WHAT IS REQUIRED: Output the full material exactly as it appears here.

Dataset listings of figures
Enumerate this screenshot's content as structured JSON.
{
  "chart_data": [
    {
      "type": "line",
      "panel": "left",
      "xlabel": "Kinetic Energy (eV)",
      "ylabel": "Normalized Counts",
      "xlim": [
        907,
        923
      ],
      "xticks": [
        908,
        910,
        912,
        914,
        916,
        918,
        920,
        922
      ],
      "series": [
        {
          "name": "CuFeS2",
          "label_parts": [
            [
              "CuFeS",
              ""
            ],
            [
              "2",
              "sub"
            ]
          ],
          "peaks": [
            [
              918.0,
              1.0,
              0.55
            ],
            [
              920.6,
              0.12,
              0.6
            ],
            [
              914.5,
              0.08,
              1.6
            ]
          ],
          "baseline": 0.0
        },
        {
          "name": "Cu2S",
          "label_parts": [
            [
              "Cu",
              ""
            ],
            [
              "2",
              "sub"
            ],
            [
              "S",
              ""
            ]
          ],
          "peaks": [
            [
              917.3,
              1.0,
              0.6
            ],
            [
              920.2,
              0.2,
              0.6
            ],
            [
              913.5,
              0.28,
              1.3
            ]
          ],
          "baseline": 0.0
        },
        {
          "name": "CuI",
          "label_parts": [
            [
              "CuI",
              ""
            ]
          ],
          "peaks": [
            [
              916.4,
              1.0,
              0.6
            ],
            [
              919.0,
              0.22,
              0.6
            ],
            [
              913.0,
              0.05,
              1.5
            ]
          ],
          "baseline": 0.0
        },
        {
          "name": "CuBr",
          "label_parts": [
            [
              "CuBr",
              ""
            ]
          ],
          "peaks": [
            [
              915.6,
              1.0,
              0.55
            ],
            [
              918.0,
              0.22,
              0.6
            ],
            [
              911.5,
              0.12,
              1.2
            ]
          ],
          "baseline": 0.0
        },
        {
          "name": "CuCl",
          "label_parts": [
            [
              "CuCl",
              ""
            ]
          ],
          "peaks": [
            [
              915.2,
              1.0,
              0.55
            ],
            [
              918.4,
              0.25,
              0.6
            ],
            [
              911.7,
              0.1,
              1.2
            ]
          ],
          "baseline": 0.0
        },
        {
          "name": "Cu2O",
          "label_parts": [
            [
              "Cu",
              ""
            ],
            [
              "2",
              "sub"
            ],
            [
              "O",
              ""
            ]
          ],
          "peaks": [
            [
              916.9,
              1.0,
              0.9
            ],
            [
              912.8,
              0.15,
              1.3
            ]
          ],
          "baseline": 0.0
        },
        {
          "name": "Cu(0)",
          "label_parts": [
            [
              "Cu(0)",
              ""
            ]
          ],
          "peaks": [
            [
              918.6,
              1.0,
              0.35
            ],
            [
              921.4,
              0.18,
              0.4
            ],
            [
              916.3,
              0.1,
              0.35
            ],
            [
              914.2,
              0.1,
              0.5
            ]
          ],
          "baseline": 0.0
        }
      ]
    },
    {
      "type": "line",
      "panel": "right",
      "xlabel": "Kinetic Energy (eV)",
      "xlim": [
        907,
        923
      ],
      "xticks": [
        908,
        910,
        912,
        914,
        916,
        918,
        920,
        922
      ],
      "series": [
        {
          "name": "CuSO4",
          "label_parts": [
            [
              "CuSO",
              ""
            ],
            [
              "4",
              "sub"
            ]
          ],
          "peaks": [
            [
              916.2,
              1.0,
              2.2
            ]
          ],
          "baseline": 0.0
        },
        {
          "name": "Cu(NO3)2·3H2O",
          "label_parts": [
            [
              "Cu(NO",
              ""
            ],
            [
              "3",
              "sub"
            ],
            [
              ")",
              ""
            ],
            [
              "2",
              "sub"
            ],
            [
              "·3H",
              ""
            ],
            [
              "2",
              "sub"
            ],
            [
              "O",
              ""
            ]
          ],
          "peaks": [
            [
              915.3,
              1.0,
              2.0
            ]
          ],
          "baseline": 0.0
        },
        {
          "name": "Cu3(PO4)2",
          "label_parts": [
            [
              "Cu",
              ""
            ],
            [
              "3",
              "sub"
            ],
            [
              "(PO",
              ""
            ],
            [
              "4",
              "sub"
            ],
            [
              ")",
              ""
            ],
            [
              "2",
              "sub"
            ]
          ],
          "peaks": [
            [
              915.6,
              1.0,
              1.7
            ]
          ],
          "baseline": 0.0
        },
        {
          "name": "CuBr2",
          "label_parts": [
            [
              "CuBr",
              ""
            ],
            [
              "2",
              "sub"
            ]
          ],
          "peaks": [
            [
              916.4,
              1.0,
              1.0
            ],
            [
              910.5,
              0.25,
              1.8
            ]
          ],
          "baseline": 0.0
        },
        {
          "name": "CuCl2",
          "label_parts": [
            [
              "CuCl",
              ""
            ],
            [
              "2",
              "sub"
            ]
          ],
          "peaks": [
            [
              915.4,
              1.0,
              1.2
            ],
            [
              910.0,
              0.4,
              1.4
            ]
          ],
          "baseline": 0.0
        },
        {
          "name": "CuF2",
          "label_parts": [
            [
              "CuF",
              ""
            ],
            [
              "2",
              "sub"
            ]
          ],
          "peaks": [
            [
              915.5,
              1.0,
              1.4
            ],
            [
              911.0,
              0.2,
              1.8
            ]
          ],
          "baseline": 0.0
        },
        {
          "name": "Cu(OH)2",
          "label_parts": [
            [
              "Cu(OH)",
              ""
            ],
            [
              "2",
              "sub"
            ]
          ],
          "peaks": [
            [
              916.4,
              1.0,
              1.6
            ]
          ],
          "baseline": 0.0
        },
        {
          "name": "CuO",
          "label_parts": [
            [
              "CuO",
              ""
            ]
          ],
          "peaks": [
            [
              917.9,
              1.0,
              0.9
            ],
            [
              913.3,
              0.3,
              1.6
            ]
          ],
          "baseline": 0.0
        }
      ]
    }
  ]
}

COMPLETE OUTPUT:
Enumerate this screenshot's content as structured JSON.
{
  "chart_data": [
    {
      "type": "line",
      "panel": "left",
      "xlabel": "Kinetic Energy (eV)",
      "ylabel": "Normalized Counts",
      "xlim": [
        907,
        923
      ],
      "xticks": [
        908,
        910,
        912,
        914,
        916,
        918,
        920,
        922
      ],
      "series": [
        {
          "name": "CuFeS2",
          "label_parts": [
            [
              "CuFeS",
              ""
            ],
            [
              "2",
              "sub"
            ]
          ],
          "peaks": [
            [
              918.0,
              1.0,
              0.55
            ],
            [
              920.6,
              0.12,
              0.6
            ],
            [
              914.5,
              0.08,
              1.6
            ]
          ],
          "baseline": 0.0
        },
        {
          "name": "Cu2S",
          "label_parts": [
            [
              "Cu",
              ""
            ],
            [
              "2",
              "sub"
            ],
            [
              "S",
              ""
            ]
          ],
          "peaks": [
            [
              917.3,
              1.0,
              0.6
            ],
            [
              920.2,
              0.2,
              0.6
            ],
            [
              913.5,
              0.28,
              1.3
            ]
          ],
          "baseline": 0.0
        },
        {
          "name": "CuI",
          "label_parts": [
            [
              "CuI",
              ""
            ]
          ],
          "peaks": [
            [
              916.4,
              1.0,
              0.6
            ],
            [
              919.0,
              0.22,
              0.6
            ],
            [
              913.0,
              0.05,
              1.5
            ]
          ],
          "baseline": 0.0
        },
        {
          "name": "CuBr",
          "label_parts": [
            [
              "CuBr",
              ""
            ]
          ],
          "peaks": [
            [
              915.6,
              1.0,
              0.55
            ],
            [
              918.0,
              0.22,
              0.6
            ],
            [
              911.5,
              0.12,
              1.2
            ]
          ],
          "baseline": 0.0
        },
        {
          "name": "CuCl",
          "label_parts": [
            [
              "CuCl",
              ""
            ]
          ],
          "peaks": [
            [
              915.2,
              1.0,
              0.55
            ],
            [
              918.4,
              0.25,
              0.6
            ],
            [
              911.7,
              0.1,
              1.2
            ]
          ],
          "baseline": 0.0
        },
        {
          "name": "Cu2O",
          "label_parts": [
            [
              "Cu",
              ""
            ],
            [
              "2",
              "sub"
            ],
            [
              "O",
              ""
            ]
          ],
          "peaks": [
            [
              916.9,
              1.0,
              0.9
            ],
            [
              912.8,
              0.15,
              1.3
            ]
          ],
          "baseline": 0.0
        },
        {
          "name": "Cu(0)",
          "label_parts": [
            [
              "Cu(0)",
              ""
            ]
          ],
          "peaks": [
            [
              918.6,
              1.0,
              0.35
            ],
            [
              921.4,
              0.18,
              0.4
            ],
            [
              916.3,
              0.1,
              0.35
            ],
            [
              914.2,
              0.1,
              0.5
            ]
          ],
          "baseline": 0.0
        }
      ]
    },
    {
      "type": "line",
      "panel": "right",
      "xlabel": "Kinetic Energy (eV)",
      "xlim": [
        907,
        923
      ],
      "xticks": [
        908,
        910,
        912,
        914,
        916,
        918,
        920,
        922
      ],
      "series": [
        {
          "name": "CuSO4",
          "label_parts": [
            [
              "CuSO",
              ""
            ],
            [
              "4",
              "sub"
            ]
          ],
          "peaks": [
            [
              916.2,
              1.0,
              2.2
            ]
          ],
          "baseline": 0.0
        },
        {
          "name": "Cu(NO3)2·3H2O",
          "label_parts": [
            [
              "Cu(NO",
              ""
            ],
            [
              "3",
              "sub"
            ],
            [
              ")",
              ""
            ],
            [
              "2",
              "sub"
            ],
            [
              "·3H",
              ""
            ],
            [
              "2",
              "sub"
            ],
            [
              "O",
              ""
            ]
          ],
          "peaks": [
            [
              915.3,
              1.0,
              2.0
            ]
          ],
          "baseline": 0.0
        },
        {
          "name": "Cu3(PO4)2",
          "label_parts": [
            [
              "Cu",
              ""
            ],
            [
              "3",
              "sub"
            ],
            [
              "(PO",
              ""
            ],
            [
              "4",
              "sub"
            ],
            [
              ")",
              ""
            ],
            [
              "2",
              "sub"
            ]
          ],
          "peaks": [
            [
              915.6,
              1.0,
              1.7
            ]
          ],
          "baseline": 0.0
        },
        {
          "name": "CuBr2",
          "label_parts": [
            [
              "CuBr",
              ""
            ],
            [
              "2",
              "sub"
            ]
          ],
          "peaks": [
            [
              916.4,
              1.0,
              1.0
            ],
            [
              910.5,
              0.25,
              1.8
            ]
          ],
          "baseline": 0.0
        },
        {
          "name": "CuCl2",
          "label_parts": [
            [
              "CuCl",
              ""
            ],
            [
              "2",
              "sub"
            ]
          ],
          "peaks": [
            [
              915.4,
              1.0,
              1.2
            ],
            [
              910.0,
              0.4,
              1.4
            ]
          ],
          "baseline": 0.0
        },
        {
          "name": "CuF2",
          "label_parts": [
            [
              "CuF",
              ""
            ],
            [
              "2",
              "sub"
            ]
          ],
          "peaks": [
            [
              915.5,
              1.0,
              1.4
            ],
            [
              911.0,
              0.2,
              1.8
            ]
          ],
          "baseline": 0.0
        },
        {
          "name": "Cu(OH)2",
          "label_parts": [
            [
              "Cu(OH)",
              ""
            ],
            [
              "2",
              "sub"
            ]
          ],
          "peaks": [
            [
              916.4,
              1.0,
              1.6
            ]
          ],
          "baseline": 0.0
        },
        {
          "name": "CuO",
          "label_parts": [
            [
              "CuO",
              ""
            ]
          ],
          "peaks": [
            [
              917.9,
              1.0,
              0.9
            ],
            [
              913.3,
              0.3,
              1.6
            ]
          ],
          "baseline": 0.0
        }
      ]
    }
  ]
}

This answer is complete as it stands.